* Start *

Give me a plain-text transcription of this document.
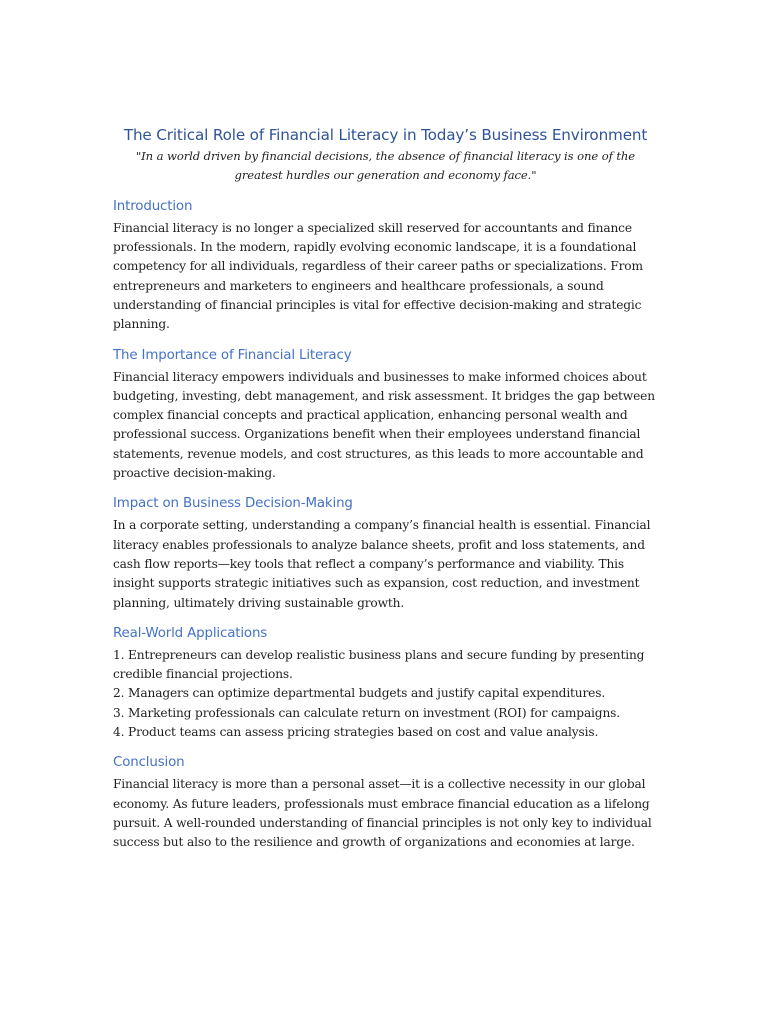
The Critical Role of Financial Literacy in Today’s Business Environment

"In a world driven by financial decisions, the absence of financial literacy is one of the greatest hurdles our generation and economy face."

Introduction

Financial literacy is no longer a specialized skill reserved for accountants and finance professionals. In the modern, rapidly evolving economic landscape, it is a foundational competency for all individuals, regardless of their career paths or specializations. From entrepreneurs and marketers to engineers and healthcare professionals, a sound understanding of financial principles is vital for effective decision-making and strategic planning.

The Importance of Financial Literacy

Financial literacy empowers individuals and businesses to make informed choices about budgeting, investing, debt management, and risk assessment. It bridges the gap between complex financial concepts and practical application, enhancing personal wealth and professional success. Organizations benefit when their employees understand financial statements, revenue models, and cost structures, as this leads to more accountable and proactive decision-making.

Impact on Business Decision-Making

In a corporate setting, understanding a company’s financial health is essential. Financial literacy enables professionals to analyze balance sheets, profit and loss statements, and cash flow reports—key tools that reflect a company’s performance and viability. This insight supports strategic initiatives such as expansion, cost reduction, and investment planning, ultimately driving sustainable growth.

Real-World Applications
1. Entrepreneurs can develop realistic business plans and secure funding by presenting credible financial projections.
2. Managers can optimize departmental budgets and justify capital expenditures.
3. Marketing professionals can calculate return on investment (ROI) for campaigns.
4. Product teams can assess pricing strategies based on cost and value analysis.
Conclusion

Financial literacy is more than a personal asset—it is a collective necessity in our global economy. As future leaders, professionals must embrace financial education as a lifelong pursuit. A well-rounded understanding of financial principles is not only key to individual success but also to the resilience and growth of organizations and economies at large.
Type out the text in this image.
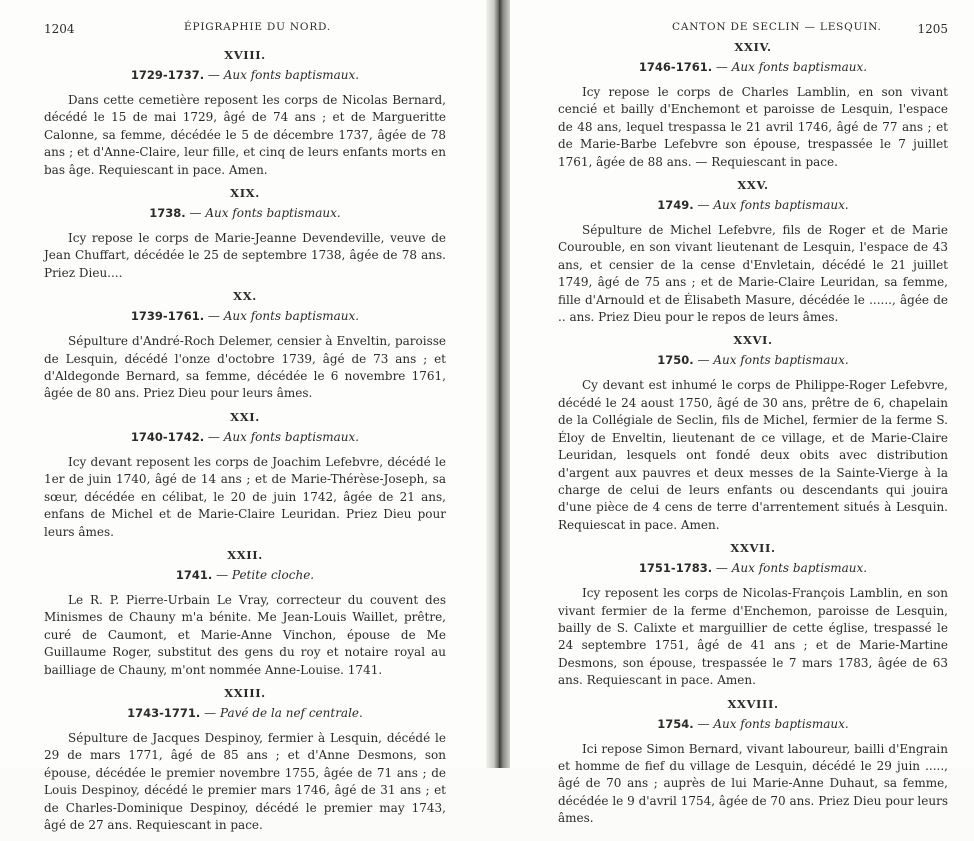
1204	ÉPIGRAPHIE DU NORD.
XVIII.
1729-1737. — Aux fonts baptismaux.

Dans cette cemetière reposent les corps de Nicolas Bernard, décédé le 15 de mai 1729, âgé de 74 ans ; et de Margueritte Calonne, sa femme, décédée le 5 de décembre 1737, âgée de 78 ans ; et d'Anne-Claire, leur fille, et cinq de leurs enfants morts en bas âge. Requiescant in pace. Amen.

XIX.
1738. — Aux fonts baptismaux.

Icy repose le corps de Marie-Jeanne Devendeville, veuve de Jean Chuffart, décédée le 25 de septembre 1738, âgée de 78 ans. Priez Dieu....

XX.
1739-1761. — Aux fonts baptismaux.

Sépulture d'André-Roch Delemer, censier à Enveltin, paroisse de Lesquin, décédé l'onze d'octobre 1739, âgé de 73 ans ; et d'Aldegonde Bernard, sa femme, décédée le 6 novembre 1761, âgée de 80 ans. Priez Dieu pour leurs âmes.

XXI.
1740-1742. — Aux fonts baptismaux.

Icy devant reposent les corps de Joachim Lefebvre, décédé le 1er de juin 1740, âgé de 14 ans ; et de Marie-Thérèse-Joseph, sa sœur, décédée en célibat, le 20 de juin 1742, âgée de 21 ans, enfans de Michel et de Marie-Claire Leuridan. Priez Dieu pour leurs âmes.

XXII.
1741. — Petite cloche.

Le R. P. Pierre-Urbain Le Vray, correcteur du couvent des Minismes de Chauny m'a bénite. Me Jean-Louis Waillet, prêtre, curé de Caumont, et Marie-Anne Vinchon, épouse de Me Guillaume Roger, substitut des gens du roy et notaire royal au bailliage de Chauny, m'ont nommée Anne-Louise. 1741.

XXIII.
1743-1771. — Pavé de la nef centrale.

Sépulture de Jacques Despinoy, fermier à Lesquin, décédé le 29 de mars 1771, âgé de 85 ans ; et d'Anne Desmons, son épouse, décédée le premier novembre 1755, âgée de 71 ans ; de Louis Despinoy, décédé le premier mars 1746, âgé de 31 ans ; et de Charles-Dominique Despinoy, décédé le premier may 1743, âgé de 27 ans. Requiescant in pace.

CANTON DE SECLIN — LESQUIN.	1205
XXIV.
1746-1761. — Aux fonts baptismaux.

Icy repose le corps de Charles Lamblin, en son vivant cencié et bailly d'Enchemont et paroisse de Lesquin, l'espace de 48 ans, lequel trespassa le 21 avril 1746, âgé de 77 ans ; et de Marie-Barbe Lefebvre son épouse, trespassée le 7 juillet 1761, âgée de 88 ans. — Requiescant in pace.

XXV.
1749. — Aux fonts baptismaux.

Sépulture de Michel Lefebvre, fils de Roger et de Marie Courouble, en son vivant lieutenant de Lesquin, l'espace de 43 ans, et censier de la cense d'Envletain, décédé le 21 juillet 1749, âgé de 75 ans ; et de Marie-Claire Leuridan, sa femme, fille d'Arnould et de Élisabeth Masure, décédée le ......, âgée de .. ans. Priez Dieu pour le repos de leurs âmes.

XXVI.
1750. — Aux fonts baptismaux.

Cy devant est inhumé le corps de Philippe-Roger Lefebvre, décédé le 24 aoust 1750, âgé de 30 ans, prêtre de 6, chapelain de la Collégiale de Seclin, fils de Michel, fermier de la ferme S. Éloy de Enveltin, lieutenant de ce village, et de Marie-Claire Leuridan, lesquels ont fondé deux obits avec distribution d'argent aux pauvres et deux messes de la Sainte-Vierge à la charge de celui de leurs enfants ou descendants qui jouira d'une pièce de 4 cens de terre d'arrentement situés à Lesquin. Requiescat in pace. Amen.

XXVII.
1751-1783. — Aux fonts baptismaux.

Icy reposent les corps de Nicolas-François Lamblin, en son vivant fermier de la ferme d'Enchemon, paroisse de Lesquin, bailly de S. Calixte et marguillier de cette église, trespassé le 24 septembre 1751, âgé de 41 ans ; et de Marie-Martine Desmons, son épouse, trespassée le 7 mars 1783, âgée de 63 ans. Requiescant in pace. Amen.

XXVIII.
1754. — Aux fonts baptismaux.

Ici repose Simon Bernard, vivant laboureur, bailli d'Engrain et homme de fief du village de Lesquin, décédé le 29 juin ....., âgé de 70 ans ; auprès de lui Marie-Anne Duhaut, sa femme, décédée le 9 d'avril 1754, âgée de 70 ans. Priez Dieu pour leurs âmes.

* End *

Given instruction =>
Read the entries above, then pull out the lines that include "juin".

Task answer =>
Icy devant reposent les corps de Joachim Lefebvre, décédé le 1er de juin 1740, âgé de 14 ans ; et de Marie-Thérèse-Joseph, sa sœur, décédée en célibat, le 20 de juin 1742, âgée de 21 ans, enfans de Michel et de Marie-Claire Leuridan. Priez Dieu pour leurs âmes.
Ici repose Simon Bernard, vivant laboureur, bailli d'Engrain et homme de fief du village de Lesquin, décédé le 29 juin ....., âgé de 70 ans ; auprès de lui Marie-Anne Duhaut, sa femme, décédée le 9 d'avril 1754, âgée de 70 ans. Priez Dieu pour leurs âmes.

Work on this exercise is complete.